Given request – Show all lines from the data that include the word "رواه".

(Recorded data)
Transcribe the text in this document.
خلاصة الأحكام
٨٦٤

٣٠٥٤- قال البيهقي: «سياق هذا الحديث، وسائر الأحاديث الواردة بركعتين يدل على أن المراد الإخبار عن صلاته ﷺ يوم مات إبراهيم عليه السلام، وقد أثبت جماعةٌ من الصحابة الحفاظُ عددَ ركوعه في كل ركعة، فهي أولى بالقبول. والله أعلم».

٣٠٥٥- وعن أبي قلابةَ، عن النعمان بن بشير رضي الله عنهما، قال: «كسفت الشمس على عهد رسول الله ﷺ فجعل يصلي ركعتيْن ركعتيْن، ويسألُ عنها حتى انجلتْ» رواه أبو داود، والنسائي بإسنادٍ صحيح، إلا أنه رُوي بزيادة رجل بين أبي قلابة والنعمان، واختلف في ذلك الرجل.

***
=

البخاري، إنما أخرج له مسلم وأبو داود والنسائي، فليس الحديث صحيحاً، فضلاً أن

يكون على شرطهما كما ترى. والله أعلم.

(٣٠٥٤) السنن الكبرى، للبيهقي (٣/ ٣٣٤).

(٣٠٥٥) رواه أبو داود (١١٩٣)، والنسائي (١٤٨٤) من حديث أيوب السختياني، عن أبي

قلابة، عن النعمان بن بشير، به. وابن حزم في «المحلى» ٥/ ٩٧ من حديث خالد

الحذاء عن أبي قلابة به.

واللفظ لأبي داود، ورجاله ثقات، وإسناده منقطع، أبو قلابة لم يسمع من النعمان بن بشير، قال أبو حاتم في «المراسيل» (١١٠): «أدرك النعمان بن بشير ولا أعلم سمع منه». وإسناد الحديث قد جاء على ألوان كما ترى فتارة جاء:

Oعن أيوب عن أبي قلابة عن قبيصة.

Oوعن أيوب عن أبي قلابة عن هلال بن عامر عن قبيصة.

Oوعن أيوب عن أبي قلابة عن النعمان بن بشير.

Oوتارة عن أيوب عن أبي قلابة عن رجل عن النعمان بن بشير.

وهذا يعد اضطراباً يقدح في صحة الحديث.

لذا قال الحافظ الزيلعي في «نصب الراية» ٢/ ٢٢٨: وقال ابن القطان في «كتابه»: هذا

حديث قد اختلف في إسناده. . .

Worked answer –
٣٠٥٥- وعن أبي قلابةَ، عن النعمان بن بشير رضي الله عنهما، قال: «كسفت الشمس على عهد رسول الله ﷺ فجعل يصلي ركعتيْن ركعتيْن، ويسألُ عنها حتى انجلتْ» رواه أبو داود، والنسائي بإسنادٍ صحيح، إلا أنه رُوي بزيادة رجل بين أبي قلابة والنعمان، واختلف في ذلك الرجل.
(٣٠٥٥) رواه أبو داود (١١٩٣)، والنسائي (١٤٨٤) من حديث أيوب السختياني، عن أبي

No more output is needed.